- What to produce -
This exercise calls for copying every line below that holds the word "cells".

(Items from a data source)
== == ==

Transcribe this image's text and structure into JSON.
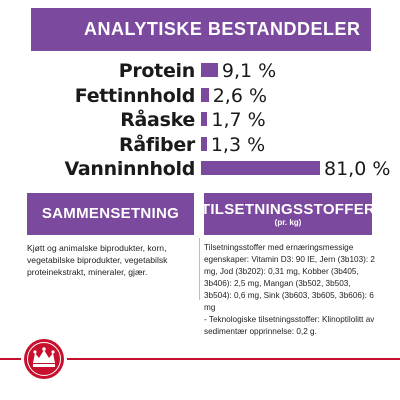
{
  "header": {
    "title": "ANALYTISKE BESTANDDELER"
  },
  "analytics": {
    "max_value": 81.0,
    "rows": [
      {
        "label": "Protein",
        "value": 9.1,
        "display": "9,1 %"
      },
      {
        "label": "Fettinnhold",
        "value": 2.6,
        "display": "2,6 %"
      },
      {
        "label": "Råaske",
        "value": 1.7,
        "display": "1,7 %"
      },
      {
        "label": "Råfiber",
        "value": 1.3,
        "display": "1,3 %"
      },
      {
        "label": "Vanninnhold",
        "value": 81.0,
        "display": "81,0 %"
      }
    ]
  },
  "composition": {
    "title": "SAMMENSETNING",
    "text": "Kjøtt og animalske biprodukter, korn, vegetabilske biprodukter, vegetabilsk proteinekstrakt, mineraler, gjær."
  },
  "additives": {
    "title": "TILSETNINGSSTOFFER",
    "subtitle": "(pr. kg)",
    "line1": "Tilsetningsstoffer med ernæringsmessige egenskaper: Vitamin D3: 90 IE, Jern (3b103): 2 mg, Jod (3b202): 0,31 mg, Kobber (3b405, 3b406): 2,5 mg, Mangan (3b502, 3b503, 3b504): 0,6 mg, Sink (3b603, 3b605, 3b606): 6 mg",
    "line2": "- Teknologiske tilsetningsstoffer: Klinoptilolitt av sedimentær opprinnelse: 0,2 g."
  },
  "colors": {
    "accent": "#7b4a9e",
    "brand_red": "#c8102e"
  },
  "icons": {
    "logo": "royal-canin-crown-logo-icon"
  }
}
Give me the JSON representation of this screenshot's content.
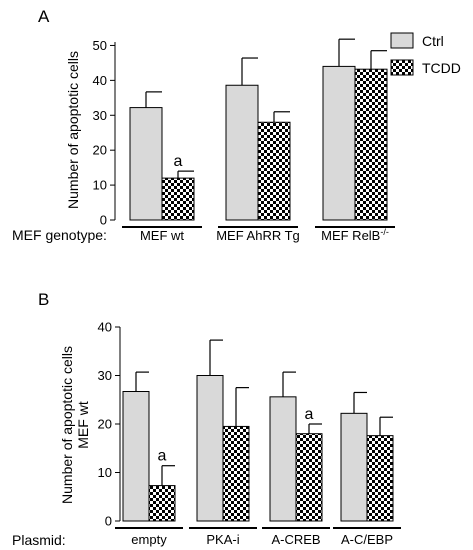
{
  "panel_a": {
    "letter": "A",
    "legend": {
      "ctrl": "Ctrl",
      "tcdd": "TCDD"
    },
    "group_caption": "MEF genotype:",
    "chart_data": {
      "type": "bar",
      "title": "",
      "xlabel": "",
      "ylabel": "Number of apoptotic cells",
      "ylim": [
        0,
        55
      ],
      "yticks": [
        0,
        10,
        20,
        30,
        40,
        50
      ],
      "legend_position": "top-right",
      "grid": false,
      "categories": [
        "MEF wt",
        "MEF AhRR Tg",
        "MEF RelB"
      ],
      "category_superscript": [
        "",
        "",
        "-/-"
      ],
      "series": [
        {
          "name": "Ctrl",
          "values": [
            32.2,
            38.6,
            44.0
          ],
          "errors": [
            4.5,
            7.8,
            7.8
          ],
          "fill": "#d9d9d9"
        },
        {
          "name": "TCDD",
          "values": [
            12.0,
            28.0,
            43.2
          ],
          "errors": [
            2.0,
            3.0,
            5.3
          ],
          "fill": "checker"
        }
      ],
      "annotations": [
        {
          "category_index": 0,
          "series": "TCDD",
          "text": "a"
        }
      ]
    }
  },
  "panel_b": {
    "letter": "B",
    "group_caption": "Plasmid:",
    "chart_data": {
      "type": "bar",
      "title": "",
      "xlabel": "",
      "ylabel": [
        "Number of apoptotic cells",
        "MEF wt"
      ],
      "ylim": [
        0,
        40
      ],
      "yticks": [
        0,
        10,
        20,
        30,
        40
      ],
      "grid": false,
      "categories": [
        "empty",
        "PKA-i",
        "A-CREB",
        "A-C/EBP"
      ],
      "series": [
        {
          "name": "Ctrl",
          "values": [
            26.7,
            30.0,
            25.6,
            22.2
          ],
          "errors": [
            4.0,
            7.3,
            5.1,
            4.3
          ],
          "fill": "#d9d9d9"
        },
        {
          "name": "TCDD",
          "values": [
            7.3,
            19.5,
            18.0,
            17.6
          ],
          "errors": [
            4.1,
            8.0,
            2.0,
            3.8
          ],
          "fill": "checker"
        }
      ],
      "annotations": [
        {
          "category_index": 0,
          "series": "TCDD",
          "text": "a"
        },
        {
          "category_index": 2,
          "series": "TCDD",
          "text": "a"
        }
      ]
    }
  }
}
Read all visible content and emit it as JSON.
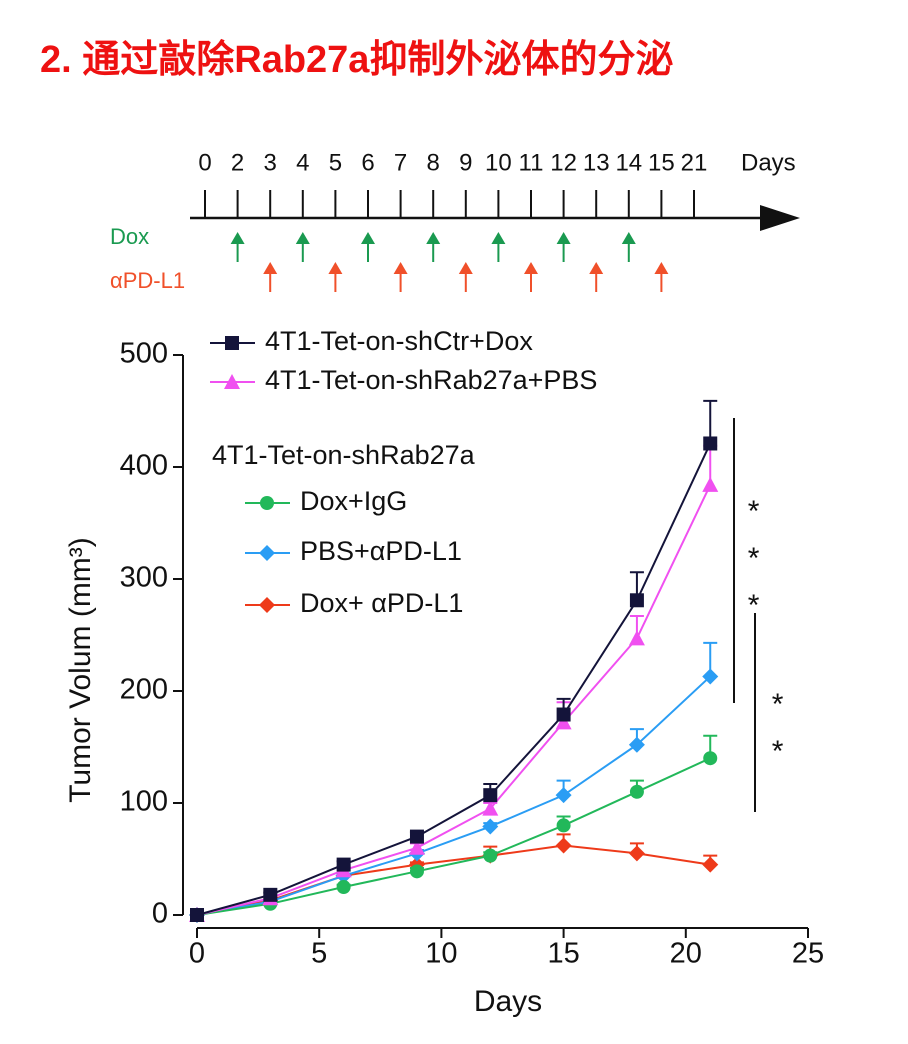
{
  "title": "2. 通过敲除Rab27a抑制外泌体的分泌",
  "timeline": {
    "ticks": [
      0,
      2,
      3,
      4,
      5,
      6,
      7,
      8,
      9,
      10,
      11,
      12,
      13,
      14,
      15,
      21
    ],
    "unit": "Days",
    "dox_label": "Dox",
    "dox_days": [
      2,
      4,
      6,
      8,
      10,
      12,
      14
    ],
    "dox_color": "#1a9a50",
    "pd_label": "αPD-L1",
    "pd_days": [
      3,
      5,
      7,
      9,
      11,
      13,
      15
    ],
    "pd_color": "#f0502a"
  },
  "chart_data": {
    "type": "line",
    "x_label": "Days",
    "y_label": "Tumor Volum (mm³)",
    "legend_group_label": "4T1-Tet-on-shRab27a",
    "xlim": [
      0,
      25
    ],
    "xticks": [
      0,
      5,
      10,
      15,
      20,
      25
    ],
    "ylim": [
      0,
      500
    ],
    "yticks": [
      0,
      100,
      200,
      300,
      400,
      500
    ],
    "x": [
      0,
      3,
      6,
      9,
      12,
      15,
      18,
      21
    ],
    "series": [
      {
        "name": "4T1-Tet-on-shCtr+Dox",
        "color": "#14143a",
        "marker": "square",
        "values": [
          0,
          18,
          45,
          70,
          107,
          179,
          281,
          421
        ],
        "errors": [
          0,
          2,
          3,
          4,
          10,
          14,
          25,
          38
        ]
      },
      {
        "name": "4T1-Tet-on-shRab27a+PBS",
        "color": "#f050f0",
        "marker": "triangle",
        "values": [
          0,
          15,
          40,
          60,
          95,
          172,
          247,
          384
        ],
        "errors": [
          0,
          2,
          3,
          4,
          5,
          18,
          20,
          35
        ]
      },
      {
        "name": "Dox+IgG",
        "color": "#22b85a",
        "marker": "circle",
        "values": [
          0,
          10,
          25,
          39,
          53,
          80,
          110,
          140
        ],
        "errors": [
          0,
          1,
          2,
          3,
          3,
          8,
          10,
          20
        ]
      },
      {
        "name": "PBS+αPD-L1",
        "color": "#2a9df4",
        "marker": "diamond",
        "values": [
          0,
          12,
          35,
          55,
          79,
          107,
          152,
          213
        ],
        "errors": [
          0,
          1,
          2,
          3,
          3,
          13,
          14,
          30
        ]
      },
      {
        "name": "Dox+ αPD-L1",
        "color": "#ee3a1a",
        "marker": "diamond",
        "values": [
          0,
          13,
          35,
          45,
          53,
          62,
          55,
          45
        ],
        "errors": [
          0,
          1,
          2,
          2,
          8,
          10,
          9,
          8
        ]
      }
    ],
    "annotations": [
      "***",
      "**"
    ]
  }
}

== == ==

- Solution to the problem -
      "ylabel": "Number of apoptotic cells",
        "Number of apoptotic cells",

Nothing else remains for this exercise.